▶ [DIRECTIONS]:
Leave out the pictures and transcribe the rest of the records exactly.

## start INPUT MATERIAL

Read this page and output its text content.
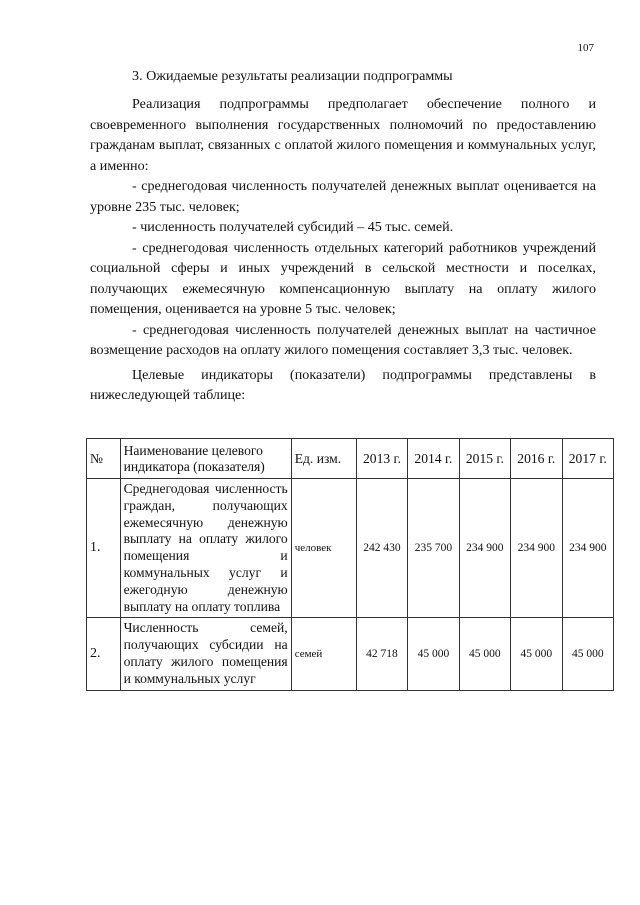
107
3. Ожидаемые результаты реализации подпрограммы

Реализация подпрограммы предполагает обеспечение полного и своевременного выполнения государственных полномочий по предоставлению гражданам выплат, связанных с оплатой жилого помещения и коммунальных услуг, а именно:

- среднегодовая численность получателей денежных выплат оценивается на уровне 235 тыс. человек;

- численность получателей субсидий – 45 тыс. семей.

- среднегодовая численность отдельных категорий работников учреждений социальной сферы и иных учреждений в сельской местности и поселках, получающих ежемесячную компенсационную выплату на оплату жилого помещения, оценивается на уровне 5 тыс. человек;

- среднегодовая численность получателей денежных выплат на частичное возмещение расходов на оплату жилого помещения составляет 3,3 тыс. человек.

Целевые индикаторы (показатели) подпрограммы представлены в нижеследующей таблице:

№	Наименование целевого индикатора (показателя)	Ед. изм.	2013 г.	2014 г.	2015 г.	2016 г.	2017 г.
1.	Среднегодовая численность граждан, получающих ежемесячную денежную выплату на оплату жилого помещения и коммунальных услуг и ежегодную денежную выплату на оплату топлива	человек	242 430	235 700	234 900	234 900	234 900
2.	Численность семей, получающих субсидии на оплату жилого помещения и коммунальных услуг	семей	42 718	45 000	45 000	45 000	45 000
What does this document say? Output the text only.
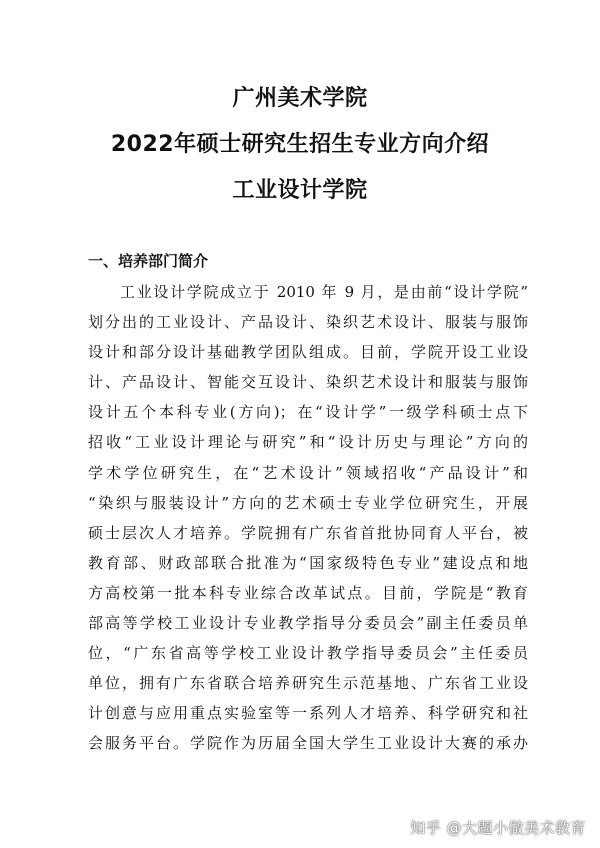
广州美术学院
2022年硕士研究生招生专业方向介绍
工业设计学院
一、培养部门简介
工业设计学院成立于 2010 年 9 月，是由前“设计学院”
划分出的工业设计、产品设计、染织艺术设计、服装与服饰
设计和部分设计基础教学团队组成。目前，学院开设工业设
计、产品设计、智能交互设计、染织艺术设计和服装与服饰
设计五个本科专业(方向)；在“设计学”一级学科硕士点下
招收“工业设计理论与研究”和“设计历史与理论”方向的
学术学位研究生，在“艺术设计”领域招收“产品设计”和
“染织与服装设计”方向的艺术硕士专业学位研究生，开展
硕士层次人才培养。学院拥有广东省首批协同育人平台，被
教育部、财政部联合批准为“国家级特色专业”建设点和地
方高校第一批本科专业综合改革试点。目前，学院是“教育
部高等学校工业设计专业教学指导分委员会”副主任委员单
位，“广东省高等学校工业设计教学指导委员会”主任委员
单位，拥有广东省联合培养研究生示范基地、广东省工业设
计创意与应用重点实验室等一系列人才培养、科学研究和社
会服务平台。学院作为历届全国大学生工业设计大赛的承办
知乎 @大题小做美术教育
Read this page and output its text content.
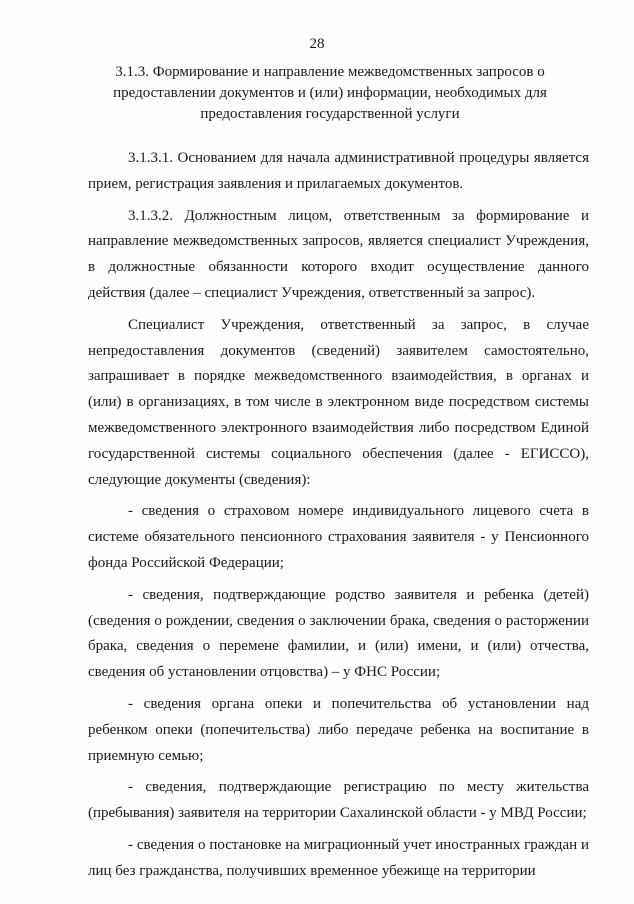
28
3.1.3. Формирование и направление межведомственных запросов о предоставлении документов и (или) информации, необходимых для предоставления государственной услуги

3.1.3.1. Основанием для начала административной процедуры является прием, регистрация заявления и прилагаемых документов.

3.1.3.2. Должностным лицом, ответственным за формирование и направление межведомственных запросов, является специалист Учреждения, в должностные обязанности которого входит осуществление данного действия (далее – специалист Учреждения, ответственный за запрос).

Специалист Учреждения, ответственный за запрос, в случае непредоставления документов (сведений) заявителем самостоятельно, запрашивает в порядке межведомственного взаимодействия, в органах и (или) в организациях, в том числе в электронном виде посредством системы межведомственного электронного взаимодействия либо посредством Единой государственной системы социального обеспечения (далее - ЕГИССО), следующие документы (сведения):

- сведения о страховом номере индивидуального лицевого счета в системе обязательного пенсионного страхования заявителя - у Пенсионного фонда Российской Федерации;

- сведения, подтверждающие родство заявителя и ребенка (детей) (сведения о рождении, сведения о заключении брака, сведения о расторжении брака, сведения о перемене фамилии, и (или) имени, и (или) отчества, сведения об установлении отцовства) – у ФНС России;

- сведения органа опеки и попечительства об установлении над ребенком опеки (попечительства) либо передаче ребенка на воспитание в приемную семью;

- сведения, подтверждающие регистрацию по месту жительства (пребывания) заявителя на территории Сахалинской области - у МВД России;

- сведения о постановке на миграционный учет иностранных граждан и лиц без гражданства, получивших временное убежище на территории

## end INPUT MATERIAL

▶ [EXERCISE SOLUTION]:
Read this page and output its text content.
107
3. Ожидаемые результаты реализации подпрограммы

Реализация подпрограммы предполагает обеспечение полного и своевременного выполнения государственных полномочий по предоставлению гражданам выплат, связанных с оплатой жилого помещения и коммунальных услуг, а именно:

- среднегодовая численность получателей денежных выплат оценивается на уровне 235 тыс. человек;

- численность получателей субсидий – 45 тыс. семей.

- среднегодовая численность отдельных категорий работников учреждений социальной сферы и иных учреждений в сельской местности и поселках, получающих ежемесячную компенсационную выплату на оплату жилого помещения, оценивается на уровне 5 тыс. человек;

- среднегодовая численность получателей денежных выплат на частичное возмещение расходов на оплату жилого помещения составляет 3,3 тыс. человек.

Целевые индикаторы (показатели) подпрограммы представлены в нижеследующей таблице:

№	Наименование целевого индикатора (показателя)	Ед. изм.	2013 г.	2014 г.	2015 г.	2016 г.	2017 г.
1.	Среднегодовая численность граждан, получающих ежемесячную денежную выплату на оплату жилого помещения и коммунальных услуг и ежегодную денежную выплату на оплату топлива	человек	242 430	235 700	234 900	234 900	234 900
2.	Численность семей, получающих субсидии на оплату жилого помещения и коммунальных услуг	семей	42 718	45 000	45 000	45 000	45 000
What does this document say? Output the text only.
广州美术学院
2022年硕士研究生招生专业方向介绍
工业设计学院
一、培养部门简介
工业设计学院成立于 2010 年 9 月，是由前“设计学院”
划分出的工业设计、产品设计、染织艺术设计、服装与服饰
设计和部分设计基础教学团队组成。目前，学院开设工业设
计、产品设计、智能交互设计、染织艺术设计和服装与服饰
设计五个本科专业(方向)；在“设计学”一级学科硕士点下
招收“工业设计理论与研究”和“设计历史与理论”方向的
学术学位研究生，在“艺术设计”领域招收“产品设计”和
“染织与服装设计”方向的艺术硕士专业学位研究生，开展
硕士层次人才培养。学院拥有广东省首批协同育人平台，被
教育部、财政部联合批准为“国家级特色专业”建设点和地
方高校第一批本科专业综合改革试点。目前，学院是“教育
部高等学校工业设计专业教学指导分委员会”副主任委员单
位，“广东省高等学校工业设计教学指导委员会”主任委员
单位，拥有广东省联合培养研究生示范基地、广东省工业设
计创意与应用重点实验室等一系列人才培养、科学研究和社
会服务平台。学院作为历届全国大学生工业设计大赛的承办
知乎 @大题小做美术教育
Read this page and output its text content.
28
3.1.3. Формирование и направление межведомственных запросов о предоставлении документов и (или) информации, необходимых для предоставления государственной услуги

3.1.3.1. Основанием для начала административной процедуры является прием, регистрация заявления и прилагаемых документов.

3.1.3.2. Должностным лицом, ответственным за формирование и направление межведомственных запросов, является специалист Учреждения, в должностные обязанности которого входит осуществление данного действия (далее – специалист Учреждения, ответственный за запрос).

Специалист Учреждения, ответственный за запрос, в случае непредоставления документов (сведений) заявителем самостоятельно, запрашивает в порядке межведомственного взаимодействия, в органах и (или) в организациях, в том числе в электронном виде посредством системы межведомственного электронного взаимодействия либо посредством Единой государственной системы социального обеспечения (далее - ЕГИССО), следующие документы (сведения):

- сведения о страховом номере индивидуального лицевого счета в системе обязательного пенсионного страхования заявителя - у Пенсионного фонда Российской Федерации;

- сведения, подтверждающие родство заявителя и ребенка (детей) (сведения о рождении, сведения о заключении брака, сведения о расторжении брака, сведения о перемене фамилии, и (или) имени, и (или) отчества, сведения об установлении отцовства) – у ФНС России;

- сведения органа опеки и попечительства об установлении над ребенком опеки (попечительства) либо передаче ребенка на воспитание в приемную семью;

- сведения, подтверждающие регистрацию по месту жительства (пребывания) заявителя на территории Сахалинской области - у МВД России;

- сведения о постановке на миграционный учет иностранных граждан и лиц без гражданства, получивших временное убежище на территории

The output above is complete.